:: Material for this task ::

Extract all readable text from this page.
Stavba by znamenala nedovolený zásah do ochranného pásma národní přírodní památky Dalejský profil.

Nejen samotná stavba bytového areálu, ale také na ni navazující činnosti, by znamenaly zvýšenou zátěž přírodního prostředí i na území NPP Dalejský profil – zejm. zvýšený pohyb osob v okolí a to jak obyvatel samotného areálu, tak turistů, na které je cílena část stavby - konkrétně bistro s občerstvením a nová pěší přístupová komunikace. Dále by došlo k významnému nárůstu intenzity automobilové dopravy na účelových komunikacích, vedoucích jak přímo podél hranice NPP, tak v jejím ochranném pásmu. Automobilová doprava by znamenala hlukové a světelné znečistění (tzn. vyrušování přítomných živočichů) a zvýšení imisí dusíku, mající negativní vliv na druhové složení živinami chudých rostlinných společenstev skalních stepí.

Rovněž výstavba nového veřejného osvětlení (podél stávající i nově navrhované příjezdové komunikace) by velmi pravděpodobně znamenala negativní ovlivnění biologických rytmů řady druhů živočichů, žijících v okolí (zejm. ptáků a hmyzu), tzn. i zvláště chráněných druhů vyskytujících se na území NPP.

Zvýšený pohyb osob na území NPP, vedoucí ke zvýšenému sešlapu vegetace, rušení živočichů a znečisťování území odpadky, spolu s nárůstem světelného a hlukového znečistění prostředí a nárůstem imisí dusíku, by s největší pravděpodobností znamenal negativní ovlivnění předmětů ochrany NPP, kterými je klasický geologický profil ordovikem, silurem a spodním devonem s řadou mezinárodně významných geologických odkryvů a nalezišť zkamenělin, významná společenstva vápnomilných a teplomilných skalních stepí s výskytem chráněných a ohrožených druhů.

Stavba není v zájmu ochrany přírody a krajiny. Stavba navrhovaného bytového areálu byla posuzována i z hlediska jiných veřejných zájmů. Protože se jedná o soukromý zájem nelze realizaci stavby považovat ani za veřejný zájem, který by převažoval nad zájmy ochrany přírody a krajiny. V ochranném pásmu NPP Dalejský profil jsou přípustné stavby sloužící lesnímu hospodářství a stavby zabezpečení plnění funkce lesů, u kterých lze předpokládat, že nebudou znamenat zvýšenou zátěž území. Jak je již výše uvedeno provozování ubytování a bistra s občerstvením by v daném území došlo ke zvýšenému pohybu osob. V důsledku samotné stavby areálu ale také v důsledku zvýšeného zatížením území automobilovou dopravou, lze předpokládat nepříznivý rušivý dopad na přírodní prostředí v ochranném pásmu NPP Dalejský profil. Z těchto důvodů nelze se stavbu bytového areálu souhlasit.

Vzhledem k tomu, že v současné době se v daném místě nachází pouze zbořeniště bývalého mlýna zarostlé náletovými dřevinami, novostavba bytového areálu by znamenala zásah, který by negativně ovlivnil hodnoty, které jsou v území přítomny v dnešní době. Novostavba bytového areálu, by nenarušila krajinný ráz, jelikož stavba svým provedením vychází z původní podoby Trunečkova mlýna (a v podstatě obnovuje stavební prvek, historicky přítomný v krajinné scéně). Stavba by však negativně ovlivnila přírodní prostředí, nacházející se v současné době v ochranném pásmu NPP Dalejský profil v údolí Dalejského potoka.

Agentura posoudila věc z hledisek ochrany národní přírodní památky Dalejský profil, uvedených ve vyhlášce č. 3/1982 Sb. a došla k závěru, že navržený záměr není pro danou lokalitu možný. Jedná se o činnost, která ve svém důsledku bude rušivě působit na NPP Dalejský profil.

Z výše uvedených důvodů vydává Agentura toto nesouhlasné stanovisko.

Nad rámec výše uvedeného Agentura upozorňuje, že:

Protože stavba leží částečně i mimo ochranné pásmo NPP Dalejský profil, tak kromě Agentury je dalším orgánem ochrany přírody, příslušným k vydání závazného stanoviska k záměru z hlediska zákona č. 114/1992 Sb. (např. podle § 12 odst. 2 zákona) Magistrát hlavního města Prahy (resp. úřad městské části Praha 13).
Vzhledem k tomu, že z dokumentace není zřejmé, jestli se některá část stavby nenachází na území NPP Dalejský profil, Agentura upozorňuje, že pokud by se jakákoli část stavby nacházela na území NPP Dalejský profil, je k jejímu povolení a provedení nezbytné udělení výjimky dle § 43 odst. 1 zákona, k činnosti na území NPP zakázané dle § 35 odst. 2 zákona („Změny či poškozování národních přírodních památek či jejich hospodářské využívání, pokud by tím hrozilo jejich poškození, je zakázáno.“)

:::

What to work on ->
From the listing above, reproduce all the lines exactly.

Task output ->
Extract all readable text from this page.
Stavba by znamenala nedovolený zásah do ochranného pásma národní přírodní památky Dalejský profil.

Nejen samotná stavba bytového areálu, ale také na ni navazující činnosti, by znamenaly zvýšenou zátěž přírodního prostředí i na území NPP Dalejský profil – zejm. zvýšený pohyb osob v okolí a to jak obyvatel samotného areálu, tak turistů, na které je cílena část stavby - konkrétně bistro s občerstvením a nová pěší přístupová komunikace. Dále by došlo k významnému nárůstu intenzity automobilové dopravy na účelových komunikacích, vedoucích jak přímo podél hranice NPP, tak v jejím ochranném pásmu. Automobilová doprava by znamenala hlukové a světelné znečistění (tzn. vyrušování přítomných živočichů) a zvýšení imisí dusíku, mající negativní vliv na druhové složení živinami chudých rostlinných společenstev skalních stepí.

Rovněž výstavba nového veřejného osvětlení (podél stávající i nově navrhované příjezdové komunikace) by velmi pravděpodobně znamenala negativní ovlivnění biologických rytmů řady druhů živočichů, žijících v okolí (zejm. ptáků a hmyzu), tzn. i zvláště chráněných druhů vyskytujících se na území NPP.

Zvýšený pohyb osob na území NPP, vedoucí ke zvýšenému sešlapu vegetace, rušení živočichů a znečisťování území odpadky, spolu s nárůstem světelného a hlukového znečistění prostředí a nárůstem imisí dusíku, by s největší pravděpodobností znamenal negativní ovlivnění předmětů ochrany NPP, kterými je klasický geologický profil ordovikem, silurem a spodním devonem s řadou mezinárodně významných geologických odkryvů a nalezišť zkamenělin, významná společenstva vápnomilných a teplomilných skalních stepí s výskytem chráněných a ohrožených druhů.

Stavba není v zájmu ochrany přírody a krajiny. Stavba navrhovaného bytového areálu byla posuzována i z hlediska jiných veřejných zájmů. Protože se jedná o soukromý zájem nelze realizaci stavby považovat ani za veřejný zájem, který by převažoval nad zájmy ochrany přírody a krajiny. V ochranném pásmu NPP Dalejský profil jsou přípustné stavby sloužící lesnímu hospodářství a stavby zabezpečení plnění funkce lesů, u kterých lze předpokládat, že nebudou znamenat zvýšenou zátěž území. Jak je již výše uvedeno provozování ubytování a bistra s občerstvením by v daném území došlo ke zvýšenému pohybu osob. V důsledku samotné stavby areálu ale také v důsledku zvýšeného zatížením území automobilovou dopravou, lze předpokládat nepříznivý rušivý dopad na přírodní prostředí v ochranném pásmu NPP Dalejský profil. Z těchto důvodů nelze se stavbu bytového areálu souhlasit.

Vzhledem k tomu, že v současné době se v daném místě nachází pouze zbořeniště bývalého mlýna zarostlé náletovými dřevinami, novostavba bytového areálu by znamenala zásah, který by negativně ovlivnil hodnoty, které jsou v území přítomny v dnešní době. Novostavba bytového areálu, by nenarušila krajinný ráz, jelikož stavba svým provedením vychází z původní podoby Trunečkova mlýna (a v podstatě obnovuje stavební prvek, historicky přítomný v krajinné scéně). Stavba by však negativně ovlivnila přírodní prostředí, nacházející se v současné době v ochranném pásmu NPP Dalejský profil v údolí Dalejského potoka.

Agentura posoudila věc z hledisek ochrany národní přírodní památky Dalejský profil, uvedených ve vyhlášce č. 3/1982 Sb. a došla k závěru, že navržený záměr není pro danou lokalitu možný. Jedná se o činnost, která ve svém důsledku bude rušivě působit na NPP Dalejský profil.

Z výše uvedených důvodů vydává Agentura toto nesouhlasné stanovisko.

Nad rámec výše uvedeného Agentura upozorňuje, že:

Protože stavba leží částečně i mimo ochranné pásmo NPP Dalejský profil, tak kromě Agentury je dalším orgánem ochrany přírody, příslušným k vydání závazného stanoviska k záměru z hlediska zákona č. 114/1992 Sb. (např. podle § 12 odst. 2 zákona) Magistrát hlavního města Prahy (resp. úřad městské části Praha 13).
Vzhledem k tomu, že z dokumentace není zřejmé, jestli se některá část stavby nenachází na území NPP Dalejský profil, Agentura upozorňuje, že pokud by se jakákoli část stavby nacházela na území NPP Dalejský profil, je k jejímu povolení a provedení nezbytné udělení výjimky dle § 43 odst. 1 zákona, k činnosti na území NPP zakázané dle § 35 odst. 2 zákona („Změny či poškozování národních přírodních památek či jejich hospodářské využívání, pokud by tím hrozilo jejich poškození, je zakázáno.“)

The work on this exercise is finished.